• **Task instructions**:
Look through the listing and locate every line containing the word "name"; copy those lines.

## Start

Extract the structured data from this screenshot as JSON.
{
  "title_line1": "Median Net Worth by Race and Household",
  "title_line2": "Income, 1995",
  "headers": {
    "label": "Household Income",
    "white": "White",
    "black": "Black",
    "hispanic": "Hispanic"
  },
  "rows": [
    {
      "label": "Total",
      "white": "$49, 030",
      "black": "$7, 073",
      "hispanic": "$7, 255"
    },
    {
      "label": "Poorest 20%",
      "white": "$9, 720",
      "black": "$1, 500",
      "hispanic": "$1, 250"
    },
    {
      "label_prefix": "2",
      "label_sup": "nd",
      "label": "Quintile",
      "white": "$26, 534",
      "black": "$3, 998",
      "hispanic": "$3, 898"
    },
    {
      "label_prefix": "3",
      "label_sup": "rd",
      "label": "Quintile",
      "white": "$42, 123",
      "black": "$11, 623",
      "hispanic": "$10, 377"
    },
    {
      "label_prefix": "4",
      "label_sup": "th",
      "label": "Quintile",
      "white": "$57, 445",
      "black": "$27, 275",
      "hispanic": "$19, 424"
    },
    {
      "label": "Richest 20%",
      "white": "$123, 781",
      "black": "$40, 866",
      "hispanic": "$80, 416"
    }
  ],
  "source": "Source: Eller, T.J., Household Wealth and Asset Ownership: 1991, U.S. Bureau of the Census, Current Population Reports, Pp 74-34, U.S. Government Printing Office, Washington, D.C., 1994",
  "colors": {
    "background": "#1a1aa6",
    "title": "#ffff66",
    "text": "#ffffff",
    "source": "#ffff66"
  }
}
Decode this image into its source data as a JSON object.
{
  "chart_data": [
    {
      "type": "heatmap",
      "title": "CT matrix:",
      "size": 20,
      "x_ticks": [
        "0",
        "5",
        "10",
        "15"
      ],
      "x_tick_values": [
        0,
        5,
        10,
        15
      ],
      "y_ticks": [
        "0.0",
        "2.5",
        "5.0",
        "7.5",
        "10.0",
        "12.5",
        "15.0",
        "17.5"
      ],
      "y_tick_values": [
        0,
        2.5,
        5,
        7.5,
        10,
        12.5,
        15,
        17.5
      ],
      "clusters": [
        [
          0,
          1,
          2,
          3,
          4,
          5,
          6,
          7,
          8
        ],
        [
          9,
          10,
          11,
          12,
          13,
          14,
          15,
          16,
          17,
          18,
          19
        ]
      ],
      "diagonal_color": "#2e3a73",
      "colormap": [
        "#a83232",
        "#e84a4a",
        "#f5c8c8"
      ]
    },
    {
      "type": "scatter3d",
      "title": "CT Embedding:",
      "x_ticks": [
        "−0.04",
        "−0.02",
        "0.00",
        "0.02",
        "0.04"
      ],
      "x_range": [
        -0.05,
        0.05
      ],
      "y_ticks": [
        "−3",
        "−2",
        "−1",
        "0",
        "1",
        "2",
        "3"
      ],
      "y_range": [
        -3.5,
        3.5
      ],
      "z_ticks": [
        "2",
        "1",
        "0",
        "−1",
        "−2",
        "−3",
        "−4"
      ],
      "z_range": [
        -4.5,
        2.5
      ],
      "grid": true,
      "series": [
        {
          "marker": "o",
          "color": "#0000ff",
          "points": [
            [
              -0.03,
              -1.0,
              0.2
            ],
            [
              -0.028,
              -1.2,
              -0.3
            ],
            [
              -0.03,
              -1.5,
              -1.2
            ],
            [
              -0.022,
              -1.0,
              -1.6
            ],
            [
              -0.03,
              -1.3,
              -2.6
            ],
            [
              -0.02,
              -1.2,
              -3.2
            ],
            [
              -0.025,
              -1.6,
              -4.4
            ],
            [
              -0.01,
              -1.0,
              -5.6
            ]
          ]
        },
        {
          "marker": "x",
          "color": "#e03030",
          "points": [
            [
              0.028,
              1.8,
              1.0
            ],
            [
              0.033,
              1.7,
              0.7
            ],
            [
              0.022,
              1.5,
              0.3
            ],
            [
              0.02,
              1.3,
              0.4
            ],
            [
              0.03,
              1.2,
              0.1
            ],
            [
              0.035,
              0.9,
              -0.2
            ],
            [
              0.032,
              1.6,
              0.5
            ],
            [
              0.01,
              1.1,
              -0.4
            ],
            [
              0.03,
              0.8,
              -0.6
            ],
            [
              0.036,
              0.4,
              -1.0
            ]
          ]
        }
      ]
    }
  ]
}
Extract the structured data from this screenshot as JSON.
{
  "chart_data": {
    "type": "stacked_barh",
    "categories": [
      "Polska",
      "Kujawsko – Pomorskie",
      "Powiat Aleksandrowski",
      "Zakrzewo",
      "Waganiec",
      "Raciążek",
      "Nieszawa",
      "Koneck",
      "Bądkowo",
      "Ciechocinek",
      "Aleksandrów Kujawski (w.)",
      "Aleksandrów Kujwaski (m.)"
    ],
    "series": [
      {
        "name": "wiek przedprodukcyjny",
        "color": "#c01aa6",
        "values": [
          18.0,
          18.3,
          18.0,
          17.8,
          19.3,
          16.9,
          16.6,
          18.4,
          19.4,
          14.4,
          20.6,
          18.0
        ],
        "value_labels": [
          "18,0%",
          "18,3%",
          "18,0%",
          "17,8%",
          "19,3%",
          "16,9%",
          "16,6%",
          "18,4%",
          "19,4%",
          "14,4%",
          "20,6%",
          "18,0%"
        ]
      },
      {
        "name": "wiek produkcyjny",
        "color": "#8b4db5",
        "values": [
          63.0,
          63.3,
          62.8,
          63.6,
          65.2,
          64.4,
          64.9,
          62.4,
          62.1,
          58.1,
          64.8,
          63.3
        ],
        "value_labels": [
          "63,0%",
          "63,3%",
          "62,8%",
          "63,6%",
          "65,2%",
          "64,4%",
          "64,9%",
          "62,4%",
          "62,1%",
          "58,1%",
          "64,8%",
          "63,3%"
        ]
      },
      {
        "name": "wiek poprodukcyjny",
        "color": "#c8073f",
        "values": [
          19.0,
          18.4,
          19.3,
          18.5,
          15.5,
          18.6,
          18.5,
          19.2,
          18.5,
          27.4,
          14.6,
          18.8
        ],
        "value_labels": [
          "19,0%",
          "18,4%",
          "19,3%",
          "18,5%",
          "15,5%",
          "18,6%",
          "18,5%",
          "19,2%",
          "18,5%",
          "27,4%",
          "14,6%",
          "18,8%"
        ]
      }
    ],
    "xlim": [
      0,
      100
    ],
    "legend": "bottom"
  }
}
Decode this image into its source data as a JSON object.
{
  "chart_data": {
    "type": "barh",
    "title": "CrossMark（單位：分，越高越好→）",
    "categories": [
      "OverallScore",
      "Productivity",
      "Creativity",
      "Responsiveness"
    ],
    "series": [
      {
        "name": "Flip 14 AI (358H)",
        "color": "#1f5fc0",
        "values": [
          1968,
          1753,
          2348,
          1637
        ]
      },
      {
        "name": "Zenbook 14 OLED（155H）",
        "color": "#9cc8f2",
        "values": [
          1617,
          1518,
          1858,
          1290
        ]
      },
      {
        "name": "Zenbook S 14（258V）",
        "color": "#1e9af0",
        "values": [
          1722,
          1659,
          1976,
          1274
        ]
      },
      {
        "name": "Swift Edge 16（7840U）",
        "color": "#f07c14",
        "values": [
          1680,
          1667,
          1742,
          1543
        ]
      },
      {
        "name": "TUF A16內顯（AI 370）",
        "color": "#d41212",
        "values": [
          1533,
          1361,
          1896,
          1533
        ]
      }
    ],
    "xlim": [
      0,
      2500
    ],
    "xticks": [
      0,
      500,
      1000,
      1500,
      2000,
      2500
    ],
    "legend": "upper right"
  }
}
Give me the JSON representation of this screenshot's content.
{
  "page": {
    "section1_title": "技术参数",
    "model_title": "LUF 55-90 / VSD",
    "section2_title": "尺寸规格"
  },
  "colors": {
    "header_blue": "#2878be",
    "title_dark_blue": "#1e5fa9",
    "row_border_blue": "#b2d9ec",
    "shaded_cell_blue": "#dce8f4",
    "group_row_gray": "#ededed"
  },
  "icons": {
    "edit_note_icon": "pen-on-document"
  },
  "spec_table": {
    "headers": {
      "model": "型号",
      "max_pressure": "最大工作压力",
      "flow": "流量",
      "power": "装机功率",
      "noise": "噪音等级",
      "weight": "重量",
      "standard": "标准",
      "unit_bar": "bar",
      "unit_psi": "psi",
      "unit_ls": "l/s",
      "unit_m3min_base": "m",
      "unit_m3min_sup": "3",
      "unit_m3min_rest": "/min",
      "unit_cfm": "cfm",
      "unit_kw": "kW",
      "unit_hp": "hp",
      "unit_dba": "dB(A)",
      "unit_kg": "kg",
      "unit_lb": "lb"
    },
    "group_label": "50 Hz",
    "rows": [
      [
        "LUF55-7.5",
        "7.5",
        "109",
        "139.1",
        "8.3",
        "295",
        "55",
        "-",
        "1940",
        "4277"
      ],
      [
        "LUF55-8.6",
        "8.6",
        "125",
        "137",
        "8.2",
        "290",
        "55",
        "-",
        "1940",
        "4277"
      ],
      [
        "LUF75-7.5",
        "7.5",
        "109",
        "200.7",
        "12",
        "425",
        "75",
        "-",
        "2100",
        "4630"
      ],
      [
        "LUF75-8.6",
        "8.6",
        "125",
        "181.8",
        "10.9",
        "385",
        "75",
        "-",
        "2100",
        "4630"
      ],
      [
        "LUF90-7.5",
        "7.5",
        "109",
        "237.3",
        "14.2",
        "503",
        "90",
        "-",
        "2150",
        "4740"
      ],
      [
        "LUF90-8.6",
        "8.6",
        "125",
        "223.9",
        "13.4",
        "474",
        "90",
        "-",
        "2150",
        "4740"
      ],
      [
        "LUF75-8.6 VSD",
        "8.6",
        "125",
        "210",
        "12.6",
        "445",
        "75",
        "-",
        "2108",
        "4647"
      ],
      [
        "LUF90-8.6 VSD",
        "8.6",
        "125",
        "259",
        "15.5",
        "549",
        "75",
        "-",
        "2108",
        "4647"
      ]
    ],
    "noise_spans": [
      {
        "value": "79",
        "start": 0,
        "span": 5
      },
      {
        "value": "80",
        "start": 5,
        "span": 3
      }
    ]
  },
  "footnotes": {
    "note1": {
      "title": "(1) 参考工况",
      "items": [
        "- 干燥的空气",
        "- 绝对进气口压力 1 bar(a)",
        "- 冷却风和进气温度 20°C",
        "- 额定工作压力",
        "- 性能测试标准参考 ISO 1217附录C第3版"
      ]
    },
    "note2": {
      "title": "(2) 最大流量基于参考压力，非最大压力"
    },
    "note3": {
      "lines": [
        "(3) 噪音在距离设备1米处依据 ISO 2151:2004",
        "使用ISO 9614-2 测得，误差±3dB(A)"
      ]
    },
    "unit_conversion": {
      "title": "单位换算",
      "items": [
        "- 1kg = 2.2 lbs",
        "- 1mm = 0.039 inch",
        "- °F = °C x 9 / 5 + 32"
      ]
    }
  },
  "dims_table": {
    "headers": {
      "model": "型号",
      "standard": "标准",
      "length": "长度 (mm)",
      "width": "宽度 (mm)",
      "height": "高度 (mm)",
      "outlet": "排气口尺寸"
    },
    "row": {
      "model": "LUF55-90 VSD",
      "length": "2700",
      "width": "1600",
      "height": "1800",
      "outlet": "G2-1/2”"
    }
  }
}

## End

• **Answer to this task**:
        "name": "wiek przedprodukcyjny",
        "name": "wiek produkcyjny",
        "name": "wiek poprodukcyjny",
        "name": "Flip 14 AI (358H)",
        "name": "Zenbook 14 OLED（155H）",
        "name": "Zenbook S 14（258V）",
        "name": "Swift Edge 16（7840U）",
        "name": "TUF A16內顯（AI 370）",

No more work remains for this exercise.